> **GOAL OF THE EXERCISE**
Say how many lines contain the word "save" and give no other text.
:: EXERCISE DATA
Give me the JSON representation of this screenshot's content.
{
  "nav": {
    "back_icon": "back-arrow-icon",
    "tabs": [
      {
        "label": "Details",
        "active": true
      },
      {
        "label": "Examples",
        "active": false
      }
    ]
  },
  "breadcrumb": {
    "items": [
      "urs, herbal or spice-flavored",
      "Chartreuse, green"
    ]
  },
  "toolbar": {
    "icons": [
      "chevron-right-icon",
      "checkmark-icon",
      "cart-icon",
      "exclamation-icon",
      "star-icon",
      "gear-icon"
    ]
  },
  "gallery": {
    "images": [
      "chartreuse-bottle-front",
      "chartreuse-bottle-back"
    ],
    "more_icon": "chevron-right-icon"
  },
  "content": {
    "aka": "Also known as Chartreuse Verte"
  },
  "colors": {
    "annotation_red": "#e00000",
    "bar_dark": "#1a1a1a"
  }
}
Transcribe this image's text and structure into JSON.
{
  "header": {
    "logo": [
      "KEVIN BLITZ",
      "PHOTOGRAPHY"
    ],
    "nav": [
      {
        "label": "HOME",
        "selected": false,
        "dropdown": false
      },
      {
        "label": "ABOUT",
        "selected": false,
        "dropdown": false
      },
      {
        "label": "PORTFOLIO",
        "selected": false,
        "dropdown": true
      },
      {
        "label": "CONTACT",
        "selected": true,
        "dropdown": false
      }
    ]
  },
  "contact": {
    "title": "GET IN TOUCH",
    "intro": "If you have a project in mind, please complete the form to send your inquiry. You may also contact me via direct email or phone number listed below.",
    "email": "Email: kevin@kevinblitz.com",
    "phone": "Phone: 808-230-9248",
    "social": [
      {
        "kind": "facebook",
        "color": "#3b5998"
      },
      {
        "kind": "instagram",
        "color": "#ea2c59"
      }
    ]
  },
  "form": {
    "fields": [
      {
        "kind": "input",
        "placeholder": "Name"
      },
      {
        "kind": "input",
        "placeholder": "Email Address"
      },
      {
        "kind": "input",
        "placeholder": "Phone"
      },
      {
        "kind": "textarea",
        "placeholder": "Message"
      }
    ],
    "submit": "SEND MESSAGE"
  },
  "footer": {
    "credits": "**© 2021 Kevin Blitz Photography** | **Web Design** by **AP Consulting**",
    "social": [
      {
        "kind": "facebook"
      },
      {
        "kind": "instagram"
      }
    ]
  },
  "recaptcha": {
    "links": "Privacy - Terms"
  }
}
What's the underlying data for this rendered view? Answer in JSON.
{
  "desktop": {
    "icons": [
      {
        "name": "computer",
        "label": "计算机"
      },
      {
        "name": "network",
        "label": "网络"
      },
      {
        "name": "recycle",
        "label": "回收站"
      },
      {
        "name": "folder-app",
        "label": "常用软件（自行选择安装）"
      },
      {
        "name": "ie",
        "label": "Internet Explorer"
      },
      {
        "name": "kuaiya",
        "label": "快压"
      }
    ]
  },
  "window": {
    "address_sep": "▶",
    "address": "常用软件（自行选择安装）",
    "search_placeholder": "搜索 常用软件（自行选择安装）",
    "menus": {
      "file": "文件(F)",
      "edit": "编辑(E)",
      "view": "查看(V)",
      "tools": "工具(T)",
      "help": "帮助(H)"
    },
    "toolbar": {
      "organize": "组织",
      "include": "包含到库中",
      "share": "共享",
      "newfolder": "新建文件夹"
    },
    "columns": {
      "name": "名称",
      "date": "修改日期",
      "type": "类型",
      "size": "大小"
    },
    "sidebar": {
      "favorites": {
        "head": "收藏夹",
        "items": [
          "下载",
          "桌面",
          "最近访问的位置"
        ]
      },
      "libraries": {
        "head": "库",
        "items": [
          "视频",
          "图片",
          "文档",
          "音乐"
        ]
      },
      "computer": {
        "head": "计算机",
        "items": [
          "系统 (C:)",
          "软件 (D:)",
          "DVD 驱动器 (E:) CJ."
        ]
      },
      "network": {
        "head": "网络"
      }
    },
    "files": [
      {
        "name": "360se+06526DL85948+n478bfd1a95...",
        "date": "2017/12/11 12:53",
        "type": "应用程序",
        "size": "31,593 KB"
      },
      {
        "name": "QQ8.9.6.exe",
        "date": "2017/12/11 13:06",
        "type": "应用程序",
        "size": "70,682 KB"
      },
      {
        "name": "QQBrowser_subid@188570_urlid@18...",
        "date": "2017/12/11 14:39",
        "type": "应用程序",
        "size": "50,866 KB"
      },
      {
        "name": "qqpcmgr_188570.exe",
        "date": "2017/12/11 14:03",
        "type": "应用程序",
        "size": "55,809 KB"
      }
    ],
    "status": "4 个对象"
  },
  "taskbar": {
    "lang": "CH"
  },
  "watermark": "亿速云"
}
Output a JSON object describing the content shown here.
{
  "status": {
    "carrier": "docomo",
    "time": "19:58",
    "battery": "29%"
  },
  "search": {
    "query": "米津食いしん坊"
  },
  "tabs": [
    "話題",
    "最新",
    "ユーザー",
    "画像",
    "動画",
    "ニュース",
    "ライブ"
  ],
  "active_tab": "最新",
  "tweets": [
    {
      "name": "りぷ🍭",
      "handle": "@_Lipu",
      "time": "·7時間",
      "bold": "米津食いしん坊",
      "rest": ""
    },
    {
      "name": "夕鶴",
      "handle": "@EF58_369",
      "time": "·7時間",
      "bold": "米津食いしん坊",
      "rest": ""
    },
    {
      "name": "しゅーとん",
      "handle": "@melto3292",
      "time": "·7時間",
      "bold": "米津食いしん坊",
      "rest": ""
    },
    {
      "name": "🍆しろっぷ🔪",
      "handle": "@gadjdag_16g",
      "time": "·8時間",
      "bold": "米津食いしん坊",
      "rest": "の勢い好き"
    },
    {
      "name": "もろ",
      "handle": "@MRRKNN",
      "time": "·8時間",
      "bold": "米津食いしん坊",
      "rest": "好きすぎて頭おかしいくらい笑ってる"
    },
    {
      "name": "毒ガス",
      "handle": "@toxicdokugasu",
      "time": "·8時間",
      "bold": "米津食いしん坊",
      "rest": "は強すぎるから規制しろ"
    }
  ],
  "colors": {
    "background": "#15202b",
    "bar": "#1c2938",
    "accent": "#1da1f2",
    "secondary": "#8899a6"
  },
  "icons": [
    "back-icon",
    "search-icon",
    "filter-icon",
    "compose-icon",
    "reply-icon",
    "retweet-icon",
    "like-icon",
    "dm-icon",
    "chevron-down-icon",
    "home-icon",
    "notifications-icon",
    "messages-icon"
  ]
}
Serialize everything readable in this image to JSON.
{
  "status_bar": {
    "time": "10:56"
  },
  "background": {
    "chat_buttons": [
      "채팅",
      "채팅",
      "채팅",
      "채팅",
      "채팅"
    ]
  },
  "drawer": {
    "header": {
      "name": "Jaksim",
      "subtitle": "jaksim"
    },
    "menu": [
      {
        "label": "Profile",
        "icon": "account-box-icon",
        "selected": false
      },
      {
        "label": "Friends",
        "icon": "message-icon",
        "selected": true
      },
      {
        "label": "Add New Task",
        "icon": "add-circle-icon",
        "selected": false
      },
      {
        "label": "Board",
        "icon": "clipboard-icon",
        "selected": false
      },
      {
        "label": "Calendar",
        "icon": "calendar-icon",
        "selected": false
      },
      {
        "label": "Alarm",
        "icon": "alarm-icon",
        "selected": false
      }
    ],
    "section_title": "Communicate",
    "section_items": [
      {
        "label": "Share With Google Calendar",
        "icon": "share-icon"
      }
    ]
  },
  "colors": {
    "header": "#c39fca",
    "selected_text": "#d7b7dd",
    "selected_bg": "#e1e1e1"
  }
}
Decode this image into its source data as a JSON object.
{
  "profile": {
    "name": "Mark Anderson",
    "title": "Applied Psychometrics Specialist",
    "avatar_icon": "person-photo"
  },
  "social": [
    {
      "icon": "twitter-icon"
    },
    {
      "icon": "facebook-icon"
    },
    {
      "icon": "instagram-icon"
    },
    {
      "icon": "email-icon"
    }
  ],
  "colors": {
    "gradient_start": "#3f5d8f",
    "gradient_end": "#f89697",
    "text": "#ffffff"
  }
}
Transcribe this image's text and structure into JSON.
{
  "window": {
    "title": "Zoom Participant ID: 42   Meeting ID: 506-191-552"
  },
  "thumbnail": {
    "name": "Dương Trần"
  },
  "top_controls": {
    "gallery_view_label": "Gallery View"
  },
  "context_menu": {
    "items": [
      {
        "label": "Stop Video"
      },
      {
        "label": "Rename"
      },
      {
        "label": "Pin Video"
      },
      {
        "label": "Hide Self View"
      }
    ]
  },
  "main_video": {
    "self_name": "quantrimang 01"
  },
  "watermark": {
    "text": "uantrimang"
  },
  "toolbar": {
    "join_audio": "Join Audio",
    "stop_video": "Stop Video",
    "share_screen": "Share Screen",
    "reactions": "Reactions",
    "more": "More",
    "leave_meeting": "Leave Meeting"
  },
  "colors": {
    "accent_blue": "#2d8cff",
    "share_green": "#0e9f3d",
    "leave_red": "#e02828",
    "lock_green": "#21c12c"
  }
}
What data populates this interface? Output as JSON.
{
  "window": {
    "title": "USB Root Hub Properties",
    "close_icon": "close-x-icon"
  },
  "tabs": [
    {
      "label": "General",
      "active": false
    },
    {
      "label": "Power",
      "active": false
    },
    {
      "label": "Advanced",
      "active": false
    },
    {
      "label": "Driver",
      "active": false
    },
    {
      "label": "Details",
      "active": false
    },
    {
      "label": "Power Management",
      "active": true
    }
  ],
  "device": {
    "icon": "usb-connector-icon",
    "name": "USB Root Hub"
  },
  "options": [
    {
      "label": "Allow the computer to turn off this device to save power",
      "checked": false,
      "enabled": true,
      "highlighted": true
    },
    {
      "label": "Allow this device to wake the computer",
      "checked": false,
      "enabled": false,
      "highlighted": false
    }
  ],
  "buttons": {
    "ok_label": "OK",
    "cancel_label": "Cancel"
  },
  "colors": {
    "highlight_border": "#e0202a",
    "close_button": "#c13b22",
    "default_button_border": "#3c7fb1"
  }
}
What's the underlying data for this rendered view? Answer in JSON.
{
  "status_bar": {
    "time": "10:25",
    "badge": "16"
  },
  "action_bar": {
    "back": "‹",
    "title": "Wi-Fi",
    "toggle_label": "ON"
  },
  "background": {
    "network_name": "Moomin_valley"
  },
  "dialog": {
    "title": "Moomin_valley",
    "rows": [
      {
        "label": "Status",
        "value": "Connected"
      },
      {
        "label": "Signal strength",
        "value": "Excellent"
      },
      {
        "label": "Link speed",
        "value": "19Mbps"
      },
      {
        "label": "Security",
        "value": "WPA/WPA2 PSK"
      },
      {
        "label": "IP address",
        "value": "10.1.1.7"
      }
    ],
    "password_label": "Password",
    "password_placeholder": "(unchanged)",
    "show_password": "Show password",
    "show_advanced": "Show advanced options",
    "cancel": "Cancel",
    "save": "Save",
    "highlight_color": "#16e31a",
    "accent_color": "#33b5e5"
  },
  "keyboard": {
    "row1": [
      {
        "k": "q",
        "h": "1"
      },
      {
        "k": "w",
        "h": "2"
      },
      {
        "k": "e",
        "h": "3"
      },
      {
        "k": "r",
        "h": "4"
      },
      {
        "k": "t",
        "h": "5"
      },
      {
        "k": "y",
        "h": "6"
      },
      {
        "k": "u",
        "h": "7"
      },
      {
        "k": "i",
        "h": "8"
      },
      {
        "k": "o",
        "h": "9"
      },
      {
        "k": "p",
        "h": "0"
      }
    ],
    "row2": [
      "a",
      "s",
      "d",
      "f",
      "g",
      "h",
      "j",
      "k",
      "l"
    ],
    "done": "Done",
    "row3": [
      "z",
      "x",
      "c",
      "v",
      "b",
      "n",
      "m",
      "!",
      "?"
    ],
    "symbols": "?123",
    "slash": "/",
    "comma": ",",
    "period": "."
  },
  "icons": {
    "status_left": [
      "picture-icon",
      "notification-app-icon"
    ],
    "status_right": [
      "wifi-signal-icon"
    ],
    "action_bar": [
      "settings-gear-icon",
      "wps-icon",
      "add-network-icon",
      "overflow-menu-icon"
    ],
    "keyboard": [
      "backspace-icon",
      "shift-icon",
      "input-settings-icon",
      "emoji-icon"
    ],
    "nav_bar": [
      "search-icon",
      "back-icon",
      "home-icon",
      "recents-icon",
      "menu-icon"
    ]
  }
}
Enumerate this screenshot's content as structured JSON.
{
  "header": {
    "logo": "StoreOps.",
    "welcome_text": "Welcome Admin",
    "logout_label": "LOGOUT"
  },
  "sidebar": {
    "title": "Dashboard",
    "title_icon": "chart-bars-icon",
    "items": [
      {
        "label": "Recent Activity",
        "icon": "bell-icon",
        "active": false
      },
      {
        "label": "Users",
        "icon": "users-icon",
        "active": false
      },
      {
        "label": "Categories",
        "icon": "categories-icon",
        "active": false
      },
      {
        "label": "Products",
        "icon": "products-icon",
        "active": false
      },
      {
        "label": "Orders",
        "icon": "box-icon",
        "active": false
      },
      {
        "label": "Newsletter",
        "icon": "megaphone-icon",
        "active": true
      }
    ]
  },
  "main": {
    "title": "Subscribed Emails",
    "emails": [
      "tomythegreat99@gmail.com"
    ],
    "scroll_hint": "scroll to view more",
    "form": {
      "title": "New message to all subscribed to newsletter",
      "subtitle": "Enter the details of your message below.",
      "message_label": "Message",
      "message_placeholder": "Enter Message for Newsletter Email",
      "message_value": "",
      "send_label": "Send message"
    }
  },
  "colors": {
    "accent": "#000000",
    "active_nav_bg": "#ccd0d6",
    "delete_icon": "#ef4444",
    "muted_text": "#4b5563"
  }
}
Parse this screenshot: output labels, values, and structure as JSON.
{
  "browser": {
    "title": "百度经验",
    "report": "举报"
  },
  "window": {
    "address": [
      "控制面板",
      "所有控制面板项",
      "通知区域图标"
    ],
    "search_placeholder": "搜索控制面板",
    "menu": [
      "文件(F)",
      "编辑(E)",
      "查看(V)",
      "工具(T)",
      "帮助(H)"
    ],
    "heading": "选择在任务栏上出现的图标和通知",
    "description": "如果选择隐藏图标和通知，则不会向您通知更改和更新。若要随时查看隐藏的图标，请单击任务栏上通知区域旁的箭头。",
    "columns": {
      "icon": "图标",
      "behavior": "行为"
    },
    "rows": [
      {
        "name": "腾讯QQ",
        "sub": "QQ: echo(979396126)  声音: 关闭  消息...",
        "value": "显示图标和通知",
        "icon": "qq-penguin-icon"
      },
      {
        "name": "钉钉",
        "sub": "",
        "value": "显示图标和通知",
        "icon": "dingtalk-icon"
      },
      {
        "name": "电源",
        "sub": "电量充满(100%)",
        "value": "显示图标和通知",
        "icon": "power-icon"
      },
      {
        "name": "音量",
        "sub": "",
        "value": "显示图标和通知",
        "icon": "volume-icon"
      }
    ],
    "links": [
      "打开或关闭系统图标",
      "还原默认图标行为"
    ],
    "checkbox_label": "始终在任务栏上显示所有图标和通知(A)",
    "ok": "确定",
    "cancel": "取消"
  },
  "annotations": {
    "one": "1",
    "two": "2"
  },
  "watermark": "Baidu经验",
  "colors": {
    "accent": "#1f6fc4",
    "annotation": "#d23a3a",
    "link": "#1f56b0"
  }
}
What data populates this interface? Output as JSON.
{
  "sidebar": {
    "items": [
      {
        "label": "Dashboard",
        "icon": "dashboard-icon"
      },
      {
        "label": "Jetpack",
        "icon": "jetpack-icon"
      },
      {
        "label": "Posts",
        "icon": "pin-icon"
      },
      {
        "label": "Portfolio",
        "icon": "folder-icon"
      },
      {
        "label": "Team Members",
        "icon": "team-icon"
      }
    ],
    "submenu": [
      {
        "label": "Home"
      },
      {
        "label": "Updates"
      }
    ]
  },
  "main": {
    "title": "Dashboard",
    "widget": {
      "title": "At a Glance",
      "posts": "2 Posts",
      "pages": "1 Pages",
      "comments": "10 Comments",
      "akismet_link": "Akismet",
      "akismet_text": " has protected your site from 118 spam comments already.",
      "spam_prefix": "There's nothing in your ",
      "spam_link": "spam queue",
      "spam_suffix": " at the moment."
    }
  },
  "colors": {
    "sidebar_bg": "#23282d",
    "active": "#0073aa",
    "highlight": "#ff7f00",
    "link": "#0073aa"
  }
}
::::
> **FINISHED TASK**
2